Figure contents as structured data:
^^^^^^^^^^^^^^^^

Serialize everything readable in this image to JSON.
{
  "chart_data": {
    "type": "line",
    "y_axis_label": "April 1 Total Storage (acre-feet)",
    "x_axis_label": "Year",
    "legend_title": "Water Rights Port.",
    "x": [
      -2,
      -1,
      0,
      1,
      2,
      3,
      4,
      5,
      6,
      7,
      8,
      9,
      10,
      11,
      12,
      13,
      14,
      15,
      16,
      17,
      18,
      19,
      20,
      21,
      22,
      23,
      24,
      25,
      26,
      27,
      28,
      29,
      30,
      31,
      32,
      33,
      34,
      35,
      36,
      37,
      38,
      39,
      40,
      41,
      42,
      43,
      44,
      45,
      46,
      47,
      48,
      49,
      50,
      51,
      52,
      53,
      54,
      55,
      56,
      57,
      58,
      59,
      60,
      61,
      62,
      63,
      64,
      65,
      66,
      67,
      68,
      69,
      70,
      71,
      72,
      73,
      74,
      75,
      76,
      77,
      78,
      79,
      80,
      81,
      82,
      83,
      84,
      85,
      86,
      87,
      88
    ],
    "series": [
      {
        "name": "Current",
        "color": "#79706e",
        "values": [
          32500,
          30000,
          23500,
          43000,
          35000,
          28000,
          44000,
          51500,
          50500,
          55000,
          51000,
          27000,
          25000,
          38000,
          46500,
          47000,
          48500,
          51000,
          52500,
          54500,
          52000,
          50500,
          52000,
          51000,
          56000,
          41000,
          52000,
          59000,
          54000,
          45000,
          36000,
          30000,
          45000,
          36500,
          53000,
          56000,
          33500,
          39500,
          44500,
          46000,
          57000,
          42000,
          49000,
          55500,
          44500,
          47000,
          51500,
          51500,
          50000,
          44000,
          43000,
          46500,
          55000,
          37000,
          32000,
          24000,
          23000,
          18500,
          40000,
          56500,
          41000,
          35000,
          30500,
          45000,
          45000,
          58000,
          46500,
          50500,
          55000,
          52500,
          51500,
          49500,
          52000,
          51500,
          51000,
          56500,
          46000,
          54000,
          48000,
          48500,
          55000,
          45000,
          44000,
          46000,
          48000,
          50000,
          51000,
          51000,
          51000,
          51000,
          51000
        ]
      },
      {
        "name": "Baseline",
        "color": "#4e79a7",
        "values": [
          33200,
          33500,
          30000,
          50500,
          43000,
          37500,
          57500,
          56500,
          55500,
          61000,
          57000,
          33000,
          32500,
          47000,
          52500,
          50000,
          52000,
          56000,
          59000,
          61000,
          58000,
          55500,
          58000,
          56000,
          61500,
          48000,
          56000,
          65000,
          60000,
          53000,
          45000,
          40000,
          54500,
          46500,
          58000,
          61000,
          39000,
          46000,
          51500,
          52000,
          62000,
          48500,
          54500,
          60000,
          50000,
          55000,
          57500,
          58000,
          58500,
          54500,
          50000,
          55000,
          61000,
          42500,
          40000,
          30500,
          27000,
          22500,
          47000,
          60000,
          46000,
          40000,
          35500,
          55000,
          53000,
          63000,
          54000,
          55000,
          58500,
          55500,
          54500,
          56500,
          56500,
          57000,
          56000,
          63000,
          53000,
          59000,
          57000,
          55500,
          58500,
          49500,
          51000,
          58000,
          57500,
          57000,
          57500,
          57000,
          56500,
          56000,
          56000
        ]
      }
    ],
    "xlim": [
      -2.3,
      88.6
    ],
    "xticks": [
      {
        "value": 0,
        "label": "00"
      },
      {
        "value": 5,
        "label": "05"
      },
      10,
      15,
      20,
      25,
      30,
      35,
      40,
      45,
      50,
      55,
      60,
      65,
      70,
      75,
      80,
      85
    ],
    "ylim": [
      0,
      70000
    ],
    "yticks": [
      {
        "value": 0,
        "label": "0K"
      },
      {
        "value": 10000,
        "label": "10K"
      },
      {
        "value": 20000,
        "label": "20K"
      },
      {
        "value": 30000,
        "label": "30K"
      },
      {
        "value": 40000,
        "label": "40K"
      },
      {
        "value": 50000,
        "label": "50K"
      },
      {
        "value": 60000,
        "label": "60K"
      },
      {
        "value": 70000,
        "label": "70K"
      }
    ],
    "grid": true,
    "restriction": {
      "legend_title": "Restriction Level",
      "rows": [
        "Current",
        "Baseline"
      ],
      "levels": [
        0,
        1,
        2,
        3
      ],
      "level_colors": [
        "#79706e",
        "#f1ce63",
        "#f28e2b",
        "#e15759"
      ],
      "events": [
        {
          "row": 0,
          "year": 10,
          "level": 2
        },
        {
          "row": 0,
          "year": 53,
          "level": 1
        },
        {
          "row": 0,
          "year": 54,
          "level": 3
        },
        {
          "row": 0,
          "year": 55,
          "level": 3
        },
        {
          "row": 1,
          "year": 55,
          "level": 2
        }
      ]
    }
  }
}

^^^^^^^^^^^^^^^^

* **TASK TO COMPLETE**
Would you write down every record again, exactly?

* **COMPLETED TASK**
Serialize everything readable in this image to JSON.
{
  "chart_data": {
    "type": "line",
    "y_axis_label": "April 1 Total Storage (acre-feet)",
    "x_axis_label": "Year",
    "legend_title": "Water Rights Port.",
    "x": [
      -2,
      -1,
      0,
      1,
      2,
      3,
      4,
      5,
      6,
      7,
      8,
      9,
      10,
      11,
      12,
      13,
      14,
      15,
      16,
      17,
      18,
      19,
      20,
      21,
      22,
      23,
      24,
      25,
      26,
      27,
      28,
      29,
      30,
      31,
      32,
      33,
      34,
      35,
      36,
      37,
      38,
      39,
      40,
      41,
      42,
      43,
      44,
      45,
      46,
      47,
      48,
      49,
      50,
      51,
      52,
      53,
      54,
      55,
      56,
      57,
      58,
      59,
      60,
      61,
      62,
      63,
      64,
      65,
      66,
      67,
      68,
      69,
      70,
      71,
      72,
      73,
      74,
      75,
      76,
      77,
      78,
      79,
      80,
      81,
      82,
      83,
      84,
      85,
      86,
      87,
      88
    ],
    "series": [
      {
        "name": "Current",
        "color": "#79706e",
        "values": [
          32500,
          30000,
          23500,
          43000,
          35000,
          28000,
          44000,
          51500,
          50500,
          55000,
          51000,
          27000,
          25000,
          38000,
          46500,
          47000,
          48500,
          51000,
          52500,
          54500,
          52000,
          50500,
          52000,
          51000,
          56000,
          41000,
          52000,
          59000,
          54000,
          45000,
          36000,
          30000,
          45000,
          36500,
          53000,
          56000,
          33500,
          39500,
          44500,
          46000,
          57000,
          42000,
          49000,
          55500,
          44500,
          47000,
          51500,
          51500,
          50000,
          44000,
          43000,
          46500,
          55000,
          37000,
          32000,
          24000,
          23000,
          18500,
          40000,
          56500,
          41000,
          35000,
          30500,
          45000,
          45000,
          58000,
          46500,
          50500,
          55000,
          52500,
          51500,
          49500,
          52000,
          51500,
          51000,
          56500,
          46000,
          54000,
          48000,
          48500,
          55000,
          45000,
          44000,
          46000,
          48000,
          50000,
          51000,
          51000,
          51000,
          51000,
          51000
        ]
      },
      {
        "name": "Baseline",
        "color": "#4e79a7",
        "values": [
          33200,
          33500,
          30000,
          50500,
          43000,
          37500,
          57500,
          56500,
          55500,
          61000,
          57000,
          33000,
          32500,
          47000,
          52500,
          50000,
          52000,
          56000,
          59000,
          61000,
          58000,
          55500,
          58000,
          56000,
          61500,
          48000,
          56000,
          65000,
          60000,
          53000,
          45000,
          40000,
          54500,
          46500,
          58000,
          61000,
          39000,
          46000,
          51500,
          52000,
          62000,
          48500,
          54500,
          60000,
          50000,
          55000,
          57500,
          58000,
          58500,
          54500,
          50000,
          55000,
          61000,
          42500,
          40000,
          30500,
          27000,
          22500,
          47000,
          60000,
          46000,
          40000,
          35500,
          55000,
          53000,
          63000,
          54000,
          55000,
          58500,
          55500,
          54500,
          56500,
          56500,
          57000,
          56000,
          63000,
          53000,
          59000,
          57000,
          55500,
          58500,
          49500,
          51000,
          58000,
          57500,
          57000,
          57500,
          57000,
          56500,
          56000,
          56000
        ]
      }
    ],
    "xlim": [
      -2.3,
      88.6
    ],
    "xticks": [
      {
        "value": 0,
        "label": "00"
      },
      {
        "value": 5,
        "label": "05"
      },
      10,
      15,
      20,
      25,
      30,
      35,
      40,
      45,
      50,
      55,
      60,
      65,
      70,
      75,
      80,
      85
    ],
    "ylim": [
      0,
      70000
    ],
    "yticks": [
      {
        "value": 0,
        "label": "0K"
      },
      {
        "value": 10000,
        "label": "10K"
      },
      {
        "value": 20000,
        "label": "20K"
      },
      {
        "value": 30000,
        "label": "30K"
      },
      {
        "value": 40000,
        "label": "40K"
      },
      {
        "value": 50000,
        "label": "50K"
      },
      {
        "value": 60000,
        "label": "60K"
      },
      {
        "value": 70000,
        "label": "70K"
      }
    ],
    "grid": true,
    "restriction": {
      "legend_title": "Restriction Level",
      "rows": [
        "Current",
        "Baseline"
      ],
      "levels": [
        0,
        1,
        2,
        3
      ],
      "level_colors": [
        "#79706e",
        "#f1ce63",
        "#f28e2b",
        "#e15759"
      ],
      "events": [
        {
          "row": 0,
          "year": 10,
          "level": 2
        },
        {
          "row": 0,
          "year": 53,
          "level": 1
        },
        {
          "row": 0,
          "year": 54,
          "level": 3
        },
        {
          "row": 0,
          "year": 55,
          "level": 3
        },
        {
          "row": 1,
          "year": 55,
          "level": 2
        }
      ]
    }
  }
}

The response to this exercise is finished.